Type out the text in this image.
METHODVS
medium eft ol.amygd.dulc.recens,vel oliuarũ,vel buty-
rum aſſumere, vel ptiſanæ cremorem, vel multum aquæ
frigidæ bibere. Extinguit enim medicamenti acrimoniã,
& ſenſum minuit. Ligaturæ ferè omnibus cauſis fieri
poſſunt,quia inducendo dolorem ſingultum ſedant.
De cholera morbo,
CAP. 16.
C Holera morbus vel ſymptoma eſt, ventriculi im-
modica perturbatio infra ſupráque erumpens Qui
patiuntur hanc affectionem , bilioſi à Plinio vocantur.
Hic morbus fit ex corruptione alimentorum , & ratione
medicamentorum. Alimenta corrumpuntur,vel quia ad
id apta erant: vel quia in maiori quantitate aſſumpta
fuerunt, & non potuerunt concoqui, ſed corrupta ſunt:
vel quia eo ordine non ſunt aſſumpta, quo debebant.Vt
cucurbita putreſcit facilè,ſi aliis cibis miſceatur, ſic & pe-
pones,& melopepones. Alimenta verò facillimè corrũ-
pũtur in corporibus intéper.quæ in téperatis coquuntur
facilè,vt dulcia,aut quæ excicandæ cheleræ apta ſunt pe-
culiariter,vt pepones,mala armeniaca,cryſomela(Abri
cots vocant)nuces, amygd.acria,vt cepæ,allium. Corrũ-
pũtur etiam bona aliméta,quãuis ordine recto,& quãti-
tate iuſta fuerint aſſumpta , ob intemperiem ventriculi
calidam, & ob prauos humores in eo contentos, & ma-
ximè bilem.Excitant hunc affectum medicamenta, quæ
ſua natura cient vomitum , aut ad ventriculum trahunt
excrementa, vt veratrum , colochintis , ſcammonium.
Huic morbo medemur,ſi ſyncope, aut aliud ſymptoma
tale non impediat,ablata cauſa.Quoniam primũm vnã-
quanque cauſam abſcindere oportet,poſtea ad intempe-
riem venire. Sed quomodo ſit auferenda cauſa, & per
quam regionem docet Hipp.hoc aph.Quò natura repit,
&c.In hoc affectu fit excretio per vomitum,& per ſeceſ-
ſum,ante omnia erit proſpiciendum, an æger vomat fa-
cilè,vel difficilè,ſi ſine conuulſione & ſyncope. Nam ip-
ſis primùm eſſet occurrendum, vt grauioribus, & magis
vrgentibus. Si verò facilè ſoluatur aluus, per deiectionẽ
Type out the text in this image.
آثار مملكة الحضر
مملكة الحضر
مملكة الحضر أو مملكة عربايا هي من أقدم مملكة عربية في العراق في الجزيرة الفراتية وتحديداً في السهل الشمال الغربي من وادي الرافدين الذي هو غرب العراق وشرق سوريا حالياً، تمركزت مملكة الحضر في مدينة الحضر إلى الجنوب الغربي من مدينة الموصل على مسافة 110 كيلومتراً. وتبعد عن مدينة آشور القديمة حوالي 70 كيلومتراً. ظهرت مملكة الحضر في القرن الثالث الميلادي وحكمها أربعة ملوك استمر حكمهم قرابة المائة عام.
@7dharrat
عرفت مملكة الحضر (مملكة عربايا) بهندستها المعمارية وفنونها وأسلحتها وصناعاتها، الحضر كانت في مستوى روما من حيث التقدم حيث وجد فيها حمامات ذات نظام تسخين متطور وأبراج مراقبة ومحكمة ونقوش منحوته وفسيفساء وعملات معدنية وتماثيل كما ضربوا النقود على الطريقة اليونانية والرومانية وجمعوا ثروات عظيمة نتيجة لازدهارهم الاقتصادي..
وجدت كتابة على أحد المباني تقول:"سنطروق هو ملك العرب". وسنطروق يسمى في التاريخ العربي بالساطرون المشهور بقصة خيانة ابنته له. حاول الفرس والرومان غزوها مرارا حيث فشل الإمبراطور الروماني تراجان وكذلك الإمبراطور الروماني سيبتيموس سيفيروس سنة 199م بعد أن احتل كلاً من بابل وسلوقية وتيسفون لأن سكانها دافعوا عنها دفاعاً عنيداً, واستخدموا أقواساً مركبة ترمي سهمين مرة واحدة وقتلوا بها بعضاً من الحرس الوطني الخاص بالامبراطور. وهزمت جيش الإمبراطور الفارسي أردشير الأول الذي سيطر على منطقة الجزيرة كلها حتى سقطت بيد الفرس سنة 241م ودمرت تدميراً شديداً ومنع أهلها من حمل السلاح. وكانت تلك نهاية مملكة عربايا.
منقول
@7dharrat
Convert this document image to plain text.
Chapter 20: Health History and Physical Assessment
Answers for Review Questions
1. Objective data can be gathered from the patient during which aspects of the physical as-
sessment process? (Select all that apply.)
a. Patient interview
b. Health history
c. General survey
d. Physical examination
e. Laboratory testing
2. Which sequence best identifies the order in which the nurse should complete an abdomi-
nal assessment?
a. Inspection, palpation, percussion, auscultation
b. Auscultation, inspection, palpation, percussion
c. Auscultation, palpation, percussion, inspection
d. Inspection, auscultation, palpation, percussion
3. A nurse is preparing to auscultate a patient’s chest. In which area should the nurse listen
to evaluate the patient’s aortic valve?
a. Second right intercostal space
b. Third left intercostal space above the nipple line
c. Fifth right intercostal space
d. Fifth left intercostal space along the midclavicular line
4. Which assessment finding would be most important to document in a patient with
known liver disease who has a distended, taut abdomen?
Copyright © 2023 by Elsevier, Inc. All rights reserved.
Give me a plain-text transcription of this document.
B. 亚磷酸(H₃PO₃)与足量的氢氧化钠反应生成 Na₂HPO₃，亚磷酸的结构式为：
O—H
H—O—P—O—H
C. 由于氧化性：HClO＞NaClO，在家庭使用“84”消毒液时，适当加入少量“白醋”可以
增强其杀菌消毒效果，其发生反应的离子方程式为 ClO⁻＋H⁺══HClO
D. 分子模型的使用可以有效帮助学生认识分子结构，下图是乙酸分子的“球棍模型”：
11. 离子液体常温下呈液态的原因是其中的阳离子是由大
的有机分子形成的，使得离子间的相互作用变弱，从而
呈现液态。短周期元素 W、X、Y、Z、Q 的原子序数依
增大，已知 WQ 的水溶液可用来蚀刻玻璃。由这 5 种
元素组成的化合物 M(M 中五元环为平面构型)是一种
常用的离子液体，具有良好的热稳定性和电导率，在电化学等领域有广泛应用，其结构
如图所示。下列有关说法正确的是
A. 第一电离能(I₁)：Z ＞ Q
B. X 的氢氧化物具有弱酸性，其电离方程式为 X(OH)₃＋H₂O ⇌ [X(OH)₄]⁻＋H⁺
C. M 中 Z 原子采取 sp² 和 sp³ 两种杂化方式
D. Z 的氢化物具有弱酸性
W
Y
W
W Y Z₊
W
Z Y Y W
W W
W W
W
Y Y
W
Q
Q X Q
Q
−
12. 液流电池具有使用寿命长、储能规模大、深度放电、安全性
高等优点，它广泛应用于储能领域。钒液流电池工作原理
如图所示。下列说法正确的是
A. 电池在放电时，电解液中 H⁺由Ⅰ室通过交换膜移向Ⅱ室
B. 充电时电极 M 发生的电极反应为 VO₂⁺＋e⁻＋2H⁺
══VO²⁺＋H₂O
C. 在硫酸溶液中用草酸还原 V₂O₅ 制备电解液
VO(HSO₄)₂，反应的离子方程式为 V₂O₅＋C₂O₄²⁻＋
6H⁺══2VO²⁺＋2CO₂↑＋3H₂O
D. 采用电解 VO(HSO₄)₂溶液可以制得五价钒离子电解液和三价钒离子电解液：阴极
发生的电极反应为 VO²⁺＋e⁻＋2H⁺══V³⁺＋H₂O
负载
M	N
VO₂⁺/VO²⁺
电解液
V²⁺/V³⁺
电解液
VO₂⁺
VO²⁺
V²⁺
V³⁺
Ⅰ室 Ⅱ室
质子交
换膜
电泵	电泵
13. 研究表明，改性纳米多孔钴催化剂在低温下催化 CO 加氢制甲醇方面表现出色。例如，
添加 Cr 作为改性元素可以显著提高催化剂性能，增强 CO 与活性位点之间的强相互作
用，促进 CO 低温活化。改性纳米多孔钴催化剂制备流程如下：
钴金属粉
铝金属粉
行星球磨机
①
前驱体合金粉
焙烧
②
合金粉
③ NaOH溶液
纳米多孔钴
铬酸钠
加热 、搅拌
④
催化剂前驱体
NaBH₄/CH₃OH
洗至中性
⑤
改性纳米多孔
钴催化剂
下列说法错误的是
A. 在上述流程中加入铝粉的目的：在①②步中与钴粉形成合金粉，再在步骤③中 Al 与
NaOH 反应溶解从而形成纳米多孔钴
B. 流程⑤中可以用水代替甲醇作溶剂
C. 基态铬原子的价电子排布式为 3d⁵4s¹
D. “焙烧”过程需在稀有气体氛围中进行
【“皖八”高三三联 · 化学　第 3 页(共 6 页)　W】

■ ■ ■ ■ ■ ■ ■

▸ **Instructions for the task**: Search the lines above for the string "pũtur" and copy each line that has it.

▸ **Solution below**:
pũtur in corporibus intéper.quæ in téperatis coquuntur
pũtur etiam bona aliméta,quãuis ordine recto,& quãti-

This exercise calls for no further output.